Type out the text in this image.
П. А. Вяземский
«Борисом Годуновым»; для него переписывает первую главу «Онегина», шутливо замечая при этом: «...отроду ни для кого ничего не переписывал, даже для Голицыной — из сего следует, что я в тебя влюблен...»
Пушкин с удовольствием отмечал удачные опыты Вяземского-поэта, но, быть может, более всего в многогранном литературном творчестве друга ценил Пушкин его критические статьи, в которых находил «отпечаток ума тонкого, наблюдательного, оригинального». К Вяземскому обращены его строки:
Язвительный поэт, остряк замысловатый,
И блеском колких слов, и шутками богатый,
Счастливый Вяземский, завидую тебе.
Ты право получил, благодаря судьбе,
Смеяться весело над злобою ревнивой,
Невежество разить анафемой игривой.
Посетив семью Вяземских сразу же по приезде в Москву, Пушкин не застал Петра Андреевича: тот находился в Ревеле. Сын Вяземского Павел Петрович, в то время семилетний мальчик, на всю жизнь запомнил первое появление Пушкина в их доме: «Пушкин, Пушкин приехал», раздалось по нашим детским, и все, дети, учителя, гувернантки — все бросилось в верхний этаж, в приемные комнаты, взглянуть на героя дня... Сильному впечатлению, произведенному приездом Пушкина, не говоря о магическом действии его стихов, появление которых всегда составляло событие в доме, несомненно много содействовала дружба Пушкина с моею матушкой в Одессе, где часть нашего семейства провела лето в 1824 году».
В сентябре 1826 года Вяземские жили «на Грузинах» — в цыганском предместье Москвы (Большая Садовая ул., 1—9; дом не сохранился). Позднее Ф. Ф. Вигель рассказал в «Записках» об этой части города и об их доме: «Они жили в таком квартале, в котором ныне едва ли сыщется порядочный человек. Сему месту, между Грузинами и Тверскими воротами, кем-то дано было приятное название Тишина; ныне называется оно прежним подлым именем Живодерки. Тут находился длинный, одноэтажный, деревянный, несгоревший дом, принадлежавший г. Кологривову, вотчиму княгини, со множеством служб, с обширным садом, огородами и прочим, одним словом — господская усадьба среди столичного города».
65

===

Give an exact copy of all the data shown above.

Type out the text in this image.
П. А. Вяземский
«Борисом Годуновым»; для него переписывает первую главу «Онегина», шутливо замечая при этом: «...отроду ни для кого ничего не переписывал, даже для Голицыной — из сего следует, что я в тебя влюблен...»
Пушкин с удовольствием отмечал удачные опыты Вяземского-поэта, но, быть может, более всего в многогранном литературном творчестве друга ценил Пушкин его критические статьи, в которых находил «отпечаток ума тонкого, наблюдательного, оригинального». К Вяземскому обращены его строки:
Язвительный поэт, остряк замысловатый,
И блеском колких слов, и шутками богатый,
Счастливый Вяземский, завидую тебе.
Ты право получил, благодаря судьбе,
Смеяться весело над злобою ревнивой,
Невежество разить анафемой игривой.
Посетив семью Вяземских сразу же по приезде в Москву, Пушкин не застал Петра Андреевича: тот находился в Ревеле. Сын Вяземского Павел Петрович, в то время семилетний мальчик, на всю жизнь запомнил первое появление Пушкина в их доме: «Пушкин, Пушкин приехал», раздалось по нашим детским, и все, дети, учителя, гувернантки — все бросилось в верхний этаж, в приемные комнаты, взглянуть на героя дня... Сильному впечатлению, произведенному приездом Пушкина, не говоря о магическом действии его стихов, появление которых всегда составляло событие в доме, несомненно много содействовала дружба Пушкина с моею матушкой в Одессе, где часть нашего семейства провела лето в 1824 году».
В сентябре 1826 года Вяземские жили «на Грузинах» — в цыганском предместье Москвы (Большая Садовая ул., 1—9; дом не сохранился). Позднее Ф. Ф. Вигель рассказал в «Записках» об этой части города и об их доме: «Они жили в таком квартале, в котором ныне едва ли сыщется порядочный человек. Сему месту, между Грузинами и Тверскими воротами, кем-то дано было приятное название Тишина; ныне называется оно прежним подлым именем Живодерки. Тут находился длинный, одноэтажный, деревянный, несгоревший дом, принадлежавший г. Кологривову, вотчиму княгини, со множеством служб, с обширным садом, огородами и прочим, одним словом — господская усадьба среди столичного города».
65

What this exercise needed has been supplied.